>>>

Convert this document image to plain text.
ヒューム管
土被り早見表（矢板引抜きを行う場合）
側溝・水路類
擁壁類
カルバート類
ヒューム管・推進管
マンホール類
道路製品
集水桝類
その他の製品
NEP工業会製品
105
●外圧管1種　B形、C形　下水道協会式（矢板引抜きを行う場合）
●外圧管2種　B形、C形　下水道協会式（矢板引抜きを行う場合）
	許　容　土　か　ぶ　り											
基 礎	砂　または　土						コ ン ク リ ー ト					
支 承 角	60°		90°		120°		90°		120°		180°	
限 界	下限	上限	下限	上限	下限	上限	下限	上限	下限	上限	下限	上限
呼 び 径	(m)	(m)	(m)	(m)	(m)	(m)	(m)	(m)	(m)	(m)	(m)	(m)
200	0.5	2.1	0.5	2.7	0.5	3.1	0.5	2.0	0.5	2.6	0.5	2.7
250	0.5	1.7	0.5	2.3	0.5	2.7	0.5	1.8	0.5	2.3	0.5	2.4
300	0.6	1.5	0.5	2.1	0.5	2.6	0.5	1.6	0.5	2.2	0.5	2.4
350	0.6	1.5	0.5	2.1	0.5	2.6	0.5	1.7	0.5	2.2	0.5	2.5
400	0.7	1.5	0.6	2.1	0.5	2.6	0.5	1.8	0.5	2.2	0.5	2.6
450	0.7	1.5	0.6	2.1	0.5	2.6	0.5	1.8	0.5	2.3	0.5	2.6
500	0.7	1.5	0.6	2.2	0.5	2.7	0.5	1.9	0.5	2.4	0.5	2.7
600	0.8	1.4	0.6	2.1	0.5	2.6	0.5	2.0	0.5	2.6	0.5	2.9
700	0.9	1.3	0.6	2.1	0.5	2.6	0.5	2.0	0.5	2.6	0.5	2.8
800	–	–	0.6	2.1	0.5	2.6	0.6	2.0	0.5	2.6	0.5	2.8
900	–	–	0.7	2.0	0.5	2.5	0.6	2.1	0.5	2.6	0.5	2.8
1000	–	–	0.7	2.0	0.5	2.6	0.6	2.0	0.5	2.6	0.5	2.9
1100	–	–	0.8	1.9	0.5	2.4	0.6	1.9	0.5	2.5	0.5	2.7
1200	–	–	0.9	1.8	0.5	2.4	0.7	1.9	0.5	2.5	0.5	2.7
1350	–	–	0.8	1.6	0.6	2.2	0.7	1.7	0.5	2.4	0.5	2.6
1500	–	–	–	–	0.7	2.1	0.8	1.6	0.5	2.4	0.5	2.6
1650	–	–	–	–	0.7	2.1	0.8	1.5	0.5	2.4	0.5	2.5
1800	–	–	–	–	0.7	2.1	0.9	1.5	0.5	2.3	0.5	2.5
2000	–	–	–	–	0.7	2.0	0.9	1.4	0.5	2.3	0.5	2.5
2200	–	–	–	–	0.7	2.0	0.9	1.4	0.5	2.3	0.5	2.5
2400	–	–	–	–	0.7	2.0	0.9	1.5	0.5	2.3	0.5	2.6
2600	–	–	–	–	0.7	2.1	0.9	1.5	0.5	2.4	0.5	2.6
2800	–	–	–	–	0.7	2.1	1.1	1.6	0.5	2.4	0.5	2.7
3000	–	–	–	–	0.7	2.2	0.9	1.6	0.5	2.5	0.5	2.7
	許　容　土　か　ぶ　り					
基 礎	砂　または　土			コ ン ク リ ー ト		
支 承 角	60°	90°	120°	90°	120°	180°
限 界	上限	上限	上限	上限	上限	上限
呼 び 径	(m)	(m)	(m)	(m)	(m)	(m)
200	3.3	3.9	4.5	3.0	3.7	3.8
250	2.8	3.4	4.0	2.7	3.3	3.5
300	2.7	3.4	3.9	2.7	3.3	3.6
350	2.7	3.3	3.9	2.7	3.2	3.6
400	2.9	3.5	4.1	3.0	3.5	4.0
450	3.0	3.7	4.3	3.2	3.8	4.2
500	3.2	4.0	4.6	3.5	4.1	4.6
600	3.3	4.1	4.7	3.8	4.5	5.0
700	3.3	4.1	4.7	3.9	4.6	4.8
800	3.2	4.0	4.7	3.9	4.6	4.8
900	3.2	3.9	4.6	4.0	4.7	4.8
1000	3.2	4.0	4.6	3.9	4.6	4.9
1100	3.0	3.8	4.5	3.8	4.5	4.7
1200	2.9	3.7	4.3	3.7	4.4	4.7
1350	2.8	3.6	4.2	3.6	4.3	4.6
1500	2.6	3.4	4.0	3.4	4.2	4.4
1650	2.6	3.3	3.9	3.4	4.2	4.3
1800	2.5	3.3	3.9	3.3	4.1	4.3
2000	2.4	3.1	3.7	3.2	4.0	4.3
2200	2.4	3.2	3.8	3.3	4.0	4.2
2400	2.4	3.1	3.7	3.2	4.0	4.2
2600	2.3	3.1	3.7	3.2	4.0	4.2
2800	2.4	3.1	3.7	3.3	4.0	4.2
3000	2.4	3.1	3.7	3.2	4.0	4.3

<<<

*The exercise*
Set down the material above again, word for word.

*Result of the task*
Convert this document image to plain text.
ヒューム管
土被り早見表（矢板引抜きを行う場合）
側溝・水路類
擁壁類
カルバート類
ヒューム管・推進管
マンホール類
道路製品
集水桝類
その他の製品
NEP工業会製品
105
●外圧管1種　B形、C形　下水道協会式（矢板引抜きを行う場合）
●外圧管2種　B形、C形　下水道協会式（矢板引抜きを行う場合）
	許　容　土　か　ぶ　り											
基 礎	砂　または　土						コ ン ク リ ー ト					
支 承 角	60°		90°		120°		90°		120°		180°	
限 界	下限	上限	下限	上限	下限	上限	下限	上限	下限	上限	下限	上限
呼 び 径	(m)	(m)	(m)	(m)	(m)	(m)	(m)	(m)	(m)	(m)	(m)	(m)
200	0.5	2.1	0.5	2.7	0.5	3.1	0.5	2.0	0.5	2.6	0.5	2.7
250	0.5	1.7	0.5	2.3	0.5	2.7	0.5	1.8	0.5	2.3	0.5	2.4
300	0.6	1.5	0.5	2.1	0.5	2.6	0.5	1.6	0.5	2.2	0.5	2.4
350	0.6	1.5	0.5	2.1	0.5	2.6	0.5	1.7	0.5	2.2	0.5	2.5
400	0.7	1.5	0.6	2.1	0.5	2.6	0.5	1.8	0.5	2.2	0.5	2.6
450	0.7	1.5	0.6	2.1	0.5	2.6	0.5	1.8	0.5	2.3	0.5	2.6
500	0.7	1.5	0.6	2.2	0.5	2.7	0.5	1.9	0.5	2.4	0.5	2.7
600	0.8	1.4	0.6	2.1	0.5	2.6	0.5	2.0	0.5	2.6	0.5	2.9
700	0.9	1.3	0.6	2.1	0.5	2.6	0.5	2.0	0.5	2.6	0.5	2.8
800	–	–	0.6	2.1	0.5	2.6	0.6	2.0	0.5	2.6	0.5	2.8
900	–	–	0.7	2.0	0.5	2.5	0.6	2.1	0.5	2.6	0.5	2.8
1000	–	–	0.7	2.0	0.5	2.6	0.6	2.0	0.5	2.6	0.5	2.9
1100	–	–	0.8	1.9	0.5	2.4	0.6	1.9	0.5	2.5	0.5	2.7
1200	–	–	0.9	1.8	0.5	2.4	0.7	1.9	0.5	2.5	0.5	2.7
1350	–	–	0.8	1.6	0.6	2.2	0.7	1.7	0.5	2.4	0.5	2.6
1500	–	–	–	–	0.7	2.1	0.8	1.6	0.5	2.4	0.5	2.6
1650	–	–	–	–	0.7	2.1	0.8	1.5	0.5	2.4	0.5	2.5
1800	–	–	–	–	0.7	2.1	0.9	1.5	0.5	2.3	0.5	2.5
2000	–	–	–	–	0.7	2.0	0.9	1.4	0.5	2.3	0.5	2.5
2200	–	–	–	–	0.7	2.0	0.9	1.4	0.5	2.3	0.5	2.5
2400	–	–	–	–	0.7	2.0	0.9	1.5	0.5	2.3	0.5	2.6
2600	–	–	–	–	0.7	2.1	0.9	1.5	0.5	2.4	0.5	2.6
2800	–	–	–	–	0.7	2.1	1.1	1.6	0.5	2.4	0.5	2.7
3000	–	–	–	–	0.7	2.2	0.9	1.6	0.5	2.5	0.5	2.7
	許　容　土　か　ぶ　り					
基 礎	砂　または　土			コ ン ク リ ー ト		
支 承 角	60°	90°	120°	90°	120°	180°
限 界	上限	上限	上限	上限	上限	上限
呼 び 径	(m)	(m)	(m)	(m)	(m)	(m)
200	3.3	3.9	4.5	3.0	3.7	3.8
250	2.8	3.4	4.0	2.7	3.3	3.5
300	2.7	3.4	3.9	2.7	3.3	3.6
350	2.7	3.3	3.9	2.7	3.2	3.6
400	2.9	3.5	4.1	3.0	3.5	4.0
450	3.0	3.7	4.3	3.2	3.8	4.2
500	3.2	4.0	4.6	3.5	4.1	4.6
600	3.3	4.1	4.7	3.8	4.5	5.0
700	3.3	4.1	4.7	3.9	4.6	4.8
800	3.2	4.0	4.7	3.9	4.6	4.8
900	3.2	3.9	4.6	4.0	4.7	4.8
1000	3.2	4.0	4.6	3.9	4.6	4.9
1100	3.0	3.8	4.5	3.8	4.5	4.7
1200	2.9	3.7	4.3	3.7	4.4	4.7
1350	2.8	3.6	4.2	3.6	4.3	4.6
1500	2.6	3.4	4.0	3.4	4.2	4.4
1650	2.6	3.3	3.9	3.4	4.2	4.3
1800	2.5	3.3	3.9	3.3	4.1	4.3
2000	2.4	3.1	3.7	3.2	4.0	4.3
2200	2.4	3.2	3.8	3.3	4.0	4.2
2400	2.4	3.1	3.7	3.2	4.0	4.2
2600	2.3	3.1	3.7	3.2	4.0	4.2
2800	2.4	3.1	3.7	3.3	4.0	4.2
3000	2.4	3.1	3.7	3.2	4.0	4.3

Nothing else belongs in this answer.